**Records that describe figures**
____

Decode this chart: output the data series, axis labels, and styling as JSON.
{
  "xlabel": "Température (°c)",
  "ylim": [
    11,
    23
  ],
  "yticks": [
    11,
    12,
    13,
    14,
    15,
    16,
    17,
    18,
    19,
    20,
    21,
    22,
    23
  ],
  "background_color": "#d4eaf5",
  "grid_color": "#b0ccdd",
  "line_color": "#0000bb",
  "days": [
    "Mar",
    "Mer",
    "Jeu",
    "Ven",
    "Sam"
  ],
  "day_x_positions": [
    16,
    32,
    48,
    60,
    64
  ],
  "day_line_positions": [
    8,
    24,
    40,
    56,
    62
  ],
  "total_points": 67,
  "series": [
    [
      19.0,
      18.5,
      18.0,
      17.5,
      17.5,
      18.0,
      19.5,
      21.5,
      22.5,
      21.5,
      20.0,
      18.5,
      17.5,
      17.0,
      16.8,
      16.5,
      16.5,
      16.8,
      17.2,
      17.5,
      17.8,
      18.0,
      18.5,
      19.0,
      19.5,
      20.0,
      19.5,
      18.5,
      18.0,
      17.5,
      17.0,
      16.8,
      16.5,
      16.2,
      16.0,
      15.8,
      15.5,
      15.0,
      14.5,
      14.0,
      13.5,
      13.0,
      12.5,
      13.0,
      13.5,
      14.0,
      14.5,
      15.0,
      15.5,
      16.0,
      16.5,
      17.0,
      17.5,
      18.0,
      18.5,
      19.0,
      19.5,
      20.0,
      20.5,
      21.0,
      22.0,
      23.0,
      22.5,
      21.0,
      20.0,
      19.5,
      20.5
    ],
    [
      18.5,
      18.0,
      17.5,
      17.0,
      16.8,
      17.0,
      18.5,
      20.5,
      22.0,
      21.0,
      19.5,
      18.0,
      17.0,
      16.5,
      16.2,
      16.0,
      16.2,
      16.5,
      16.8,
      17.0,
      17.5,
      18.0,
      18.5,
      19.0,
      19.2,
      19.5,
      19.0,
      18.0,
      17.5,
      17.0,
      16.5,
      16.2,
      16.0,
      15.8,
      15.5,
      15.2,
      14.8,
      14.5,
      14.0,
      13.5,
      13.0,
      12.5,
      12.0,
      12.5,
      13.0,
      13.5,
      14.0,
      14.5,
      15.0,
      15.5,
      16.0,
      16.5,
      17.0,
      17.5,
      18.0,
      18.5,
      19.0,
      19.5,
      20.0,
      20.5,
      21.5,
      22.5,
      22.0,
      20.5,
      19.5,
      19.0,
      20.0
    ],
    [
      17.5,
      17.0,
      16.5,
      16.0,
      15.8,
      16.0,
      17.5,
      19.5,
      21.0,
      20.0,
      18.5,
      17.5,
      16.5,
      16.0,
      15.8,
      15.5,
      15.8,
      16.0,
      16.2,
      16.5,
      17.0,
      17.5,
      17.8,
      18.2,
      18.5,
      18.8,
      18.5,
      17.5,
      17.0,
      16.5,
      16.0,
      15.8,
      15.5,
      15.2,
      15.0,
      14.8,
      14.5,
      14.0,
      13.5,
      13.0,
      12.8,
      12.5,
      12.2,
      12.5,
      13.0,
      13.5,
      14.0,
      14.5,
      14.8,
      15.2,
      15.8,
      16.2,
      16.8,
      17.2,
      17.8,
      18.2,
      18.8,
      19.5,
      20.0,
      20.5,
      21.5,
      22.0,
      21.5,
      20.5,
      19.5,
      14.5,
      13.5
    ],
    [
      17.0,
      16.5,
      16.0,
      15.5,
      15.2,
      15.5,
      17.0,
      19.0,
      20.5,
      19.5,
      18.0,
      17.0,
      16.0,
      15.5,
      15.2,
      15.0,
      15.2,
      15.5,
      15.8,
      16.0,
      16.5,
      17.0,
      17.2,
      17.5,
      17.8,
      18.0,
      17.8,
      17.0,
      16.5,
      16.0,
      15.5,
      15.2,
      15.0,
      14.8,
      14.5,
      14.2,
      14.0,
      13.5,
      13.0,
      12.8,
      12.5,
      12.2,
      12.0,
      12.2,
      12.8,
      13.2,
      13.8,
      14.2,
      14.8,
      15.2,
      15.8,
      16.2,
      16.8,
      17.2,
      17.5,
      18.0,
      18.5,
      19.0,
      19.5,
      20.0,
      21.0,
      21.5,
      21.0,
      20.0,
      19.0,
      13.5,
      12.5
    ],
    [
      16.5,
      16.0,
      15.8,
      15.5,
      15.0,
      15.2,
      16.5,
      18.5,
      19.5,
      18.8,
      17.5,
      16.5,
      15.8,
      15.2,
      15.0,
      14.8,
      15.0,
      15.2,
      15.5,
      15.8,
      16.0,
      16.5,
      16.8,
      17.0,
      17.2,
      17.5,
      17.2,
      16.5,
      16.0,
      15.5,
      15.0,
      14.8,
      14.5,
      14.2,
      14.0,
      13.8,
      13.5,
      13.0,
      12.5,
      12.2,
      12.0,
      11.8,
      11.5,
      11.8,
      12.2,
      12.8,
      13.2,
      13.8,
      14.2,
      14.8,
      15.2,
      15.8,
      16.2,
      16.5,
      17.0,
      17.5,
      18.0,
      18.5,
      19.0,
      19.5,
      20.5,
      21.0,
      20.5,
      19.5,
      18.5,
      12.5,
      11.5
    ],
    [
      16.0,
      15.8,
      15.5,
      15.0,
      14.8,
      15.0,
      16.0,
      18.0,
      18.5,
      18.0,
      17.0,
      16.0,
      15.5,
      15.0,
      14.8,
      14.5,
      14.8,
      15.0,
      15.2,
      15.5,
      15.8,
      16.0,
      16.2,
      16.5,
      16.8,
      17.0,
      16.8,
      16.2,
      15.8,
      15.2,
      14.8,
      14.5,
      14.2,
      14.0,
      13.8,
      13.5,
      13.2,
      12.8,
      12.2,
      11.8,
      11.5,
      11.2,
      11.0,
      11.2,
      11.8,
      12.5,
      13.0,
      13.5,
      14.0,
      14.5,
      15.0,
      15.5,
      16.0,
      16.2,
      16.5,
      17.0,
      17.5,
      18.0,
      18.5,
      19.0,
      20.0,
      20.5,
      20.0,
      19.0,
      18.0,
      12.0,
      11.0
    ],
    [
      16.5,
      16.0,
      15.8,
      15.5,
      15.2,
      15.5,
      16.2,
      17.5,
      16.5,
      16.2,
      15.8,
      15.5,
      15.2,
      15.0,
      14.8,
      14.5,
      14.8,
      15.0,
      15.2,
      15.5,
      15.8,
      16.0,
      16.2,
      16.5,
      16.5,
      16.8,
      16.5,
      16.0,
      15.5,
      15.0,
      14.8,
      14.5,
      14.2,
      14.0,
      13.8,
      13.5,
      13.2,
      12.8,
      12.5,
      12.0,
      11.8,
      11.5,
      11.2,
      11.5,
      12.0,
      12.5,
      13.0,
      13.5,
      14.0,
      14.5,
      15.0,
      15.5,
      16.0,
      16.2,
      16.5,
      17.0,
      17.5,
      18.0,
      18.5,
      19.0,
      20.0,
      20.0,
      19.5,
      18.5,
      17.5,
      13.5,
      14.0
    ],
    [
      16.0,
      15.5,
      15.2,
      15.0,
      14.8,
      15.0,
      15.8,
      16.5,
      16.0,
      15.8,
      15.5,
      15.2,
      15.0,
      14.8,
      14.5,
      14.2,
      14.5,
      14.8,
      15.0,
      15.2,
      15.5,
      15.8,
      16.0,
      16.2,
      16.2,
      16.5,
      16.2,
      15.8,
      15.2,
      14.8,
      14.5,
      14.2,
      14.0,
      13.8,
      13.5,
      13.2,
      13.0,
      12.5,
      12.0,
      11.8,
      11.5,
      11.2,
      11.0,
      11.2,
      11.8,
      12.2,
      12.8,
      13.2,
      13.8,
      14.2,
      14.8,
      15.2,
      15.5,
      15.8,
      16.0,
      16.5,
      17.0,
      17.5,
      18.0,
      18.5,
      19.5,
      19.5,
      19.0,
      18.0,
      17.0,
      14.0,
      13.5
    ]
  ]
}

____

**THE PROBLEM**
Of all the lines above, how many contain the word "series"? Give the number and nothing else.

**OUTPUT**
2